--- WHAT THE TASK REQUIRES ---
Copy the lines below verbatim, beginning with the line that includes "What does this" and continuing to the end; leave out everything before it.

--- Saved entries ---
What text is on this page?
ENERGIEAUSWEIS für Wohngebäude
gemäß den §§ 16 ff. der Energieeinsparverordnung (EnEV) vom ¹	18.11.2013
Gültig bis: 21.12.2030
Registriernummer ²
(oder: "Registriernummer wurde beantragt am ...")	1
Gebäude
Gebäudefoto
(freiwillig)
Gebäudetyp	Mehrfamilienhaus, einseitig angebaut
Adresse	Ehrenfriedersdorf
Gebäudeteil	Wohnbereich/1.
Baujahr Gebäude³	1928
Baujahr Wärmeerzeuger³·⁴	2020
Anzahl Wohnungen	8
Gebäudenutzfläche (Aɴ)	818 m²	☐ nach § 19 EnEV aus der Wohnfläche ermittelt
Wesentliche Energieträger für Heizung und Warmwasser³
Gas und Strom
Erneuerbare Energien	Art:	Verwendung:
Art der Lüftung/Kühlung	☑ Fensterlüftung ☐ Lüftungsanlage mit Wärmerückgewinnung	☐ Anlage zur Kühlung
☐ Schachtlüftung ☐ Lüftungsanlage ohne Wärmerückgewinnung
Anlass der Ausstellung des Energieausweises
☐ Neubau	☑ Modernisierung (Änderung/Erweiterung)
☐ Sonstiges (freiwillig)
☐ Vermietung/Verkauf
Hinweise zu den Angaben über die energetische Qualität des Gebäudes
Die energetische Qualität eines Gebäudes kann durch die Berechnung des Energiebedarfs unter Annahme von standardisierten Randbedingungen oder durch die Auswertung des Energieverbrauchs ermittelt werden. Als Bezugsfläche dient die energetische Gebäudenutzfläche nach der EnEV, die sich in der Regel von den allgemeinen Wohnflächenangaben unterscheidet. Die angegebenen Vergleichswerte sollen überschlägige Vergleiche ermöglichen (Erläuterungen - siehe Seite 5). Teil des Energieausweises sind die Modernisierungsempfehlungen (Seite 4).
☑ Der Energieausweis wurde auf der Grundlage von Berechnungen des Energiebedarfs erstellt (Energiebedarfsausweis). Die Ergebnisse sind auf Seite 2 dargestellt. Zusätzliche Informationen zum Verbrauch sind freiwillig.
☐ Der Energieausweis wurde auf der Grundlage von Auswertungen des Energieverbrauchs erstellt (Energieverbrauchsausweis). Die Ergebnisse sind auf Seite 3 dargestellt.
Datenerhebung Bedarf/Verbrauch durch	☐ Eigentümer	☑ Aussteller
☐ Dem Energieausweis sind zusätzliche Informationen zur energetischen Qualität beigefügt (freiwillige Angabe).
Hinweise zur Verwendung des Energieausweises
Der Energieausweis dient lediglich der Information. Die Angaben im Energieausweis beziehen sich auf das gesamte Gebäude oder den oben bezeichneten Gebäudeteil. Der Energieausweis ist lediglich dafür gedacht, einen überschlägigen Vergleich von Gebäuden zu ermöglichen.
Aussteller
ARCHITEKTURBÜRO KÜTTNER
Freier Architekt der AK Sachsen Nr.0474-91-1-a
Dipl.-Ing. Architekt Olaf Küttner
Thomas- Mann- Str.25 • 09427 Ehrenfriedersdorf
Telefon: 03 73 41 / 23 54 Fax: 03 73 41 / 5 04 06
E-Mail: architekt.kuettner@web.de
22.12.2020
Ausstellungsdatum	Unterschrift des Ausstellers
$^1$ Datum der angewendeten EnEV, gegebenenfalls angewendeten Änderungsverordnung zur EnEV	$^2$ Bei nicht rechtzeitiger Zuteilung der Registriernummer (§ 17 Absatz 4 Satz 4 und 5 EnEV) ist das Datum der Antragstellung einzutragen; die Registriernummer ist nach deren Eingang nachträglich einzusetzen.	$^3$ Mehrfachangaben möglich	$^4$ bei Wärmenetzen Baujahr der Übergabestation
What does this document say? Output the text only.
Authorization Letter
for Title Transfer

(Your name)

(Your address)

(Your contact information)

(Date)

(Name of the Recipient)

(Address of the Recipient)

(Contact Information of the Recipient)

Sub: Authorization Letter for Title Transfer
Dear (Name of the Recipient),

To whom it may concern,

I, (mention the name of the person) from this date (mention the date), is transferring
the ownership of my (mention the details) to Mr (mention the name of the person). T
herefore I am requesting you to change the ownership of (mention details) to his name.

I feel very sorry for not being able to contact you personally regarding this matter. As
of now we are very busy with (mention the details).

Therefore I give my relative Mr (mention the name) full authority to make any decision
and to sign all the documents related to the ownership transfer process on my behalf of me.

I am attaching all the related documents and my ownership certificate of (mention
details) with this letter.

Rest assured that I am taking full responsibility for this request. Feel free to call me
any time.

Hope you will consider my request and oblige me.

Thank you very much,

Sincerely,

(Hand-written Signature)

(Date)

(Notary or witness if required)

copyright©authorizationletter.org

--- RESULT OF THE EXERCISE ---
What does this document say? Output the text only.
Authorization Letter
for Title Transfer

(Your name)

(Your address)

(Your contact information)

(Date)

(Name of the Recipient)

(Address of the Recipient)

(Contact Information of the Recipient)

Sub: Authorization Letter for Title Transfer
Dear (Name of the Recipient),

To whom it may concern,

I, (mention the name of the person) from this date (mention the date), is transferring
the ownership of my (mention the details) to Mr (mention the name of the person). T
herefore I am requesting you to change the ownership of (mention details) to his name.

I feel very sorry for not being able to contact you personally regarding this matter. As
of now we are very busy with (mention the details).

Therefore I give my relative Mr (mention the name) full authority to make any decision
and to sign all the documents related to the ownership transfer process on my behalf of me.

I am attaching all the related documents and my ownership certificate of (mention
details) with this letter.

Rest assured that I am taking full responsibility for this request. Feel free to call me
any time.

Hope you will consider my request and oblige me.

Thank you very much,

Sincerely,

(Hand-written Signature)

(Date)

(Notary or witness if required)

copyright©authorizationletter.org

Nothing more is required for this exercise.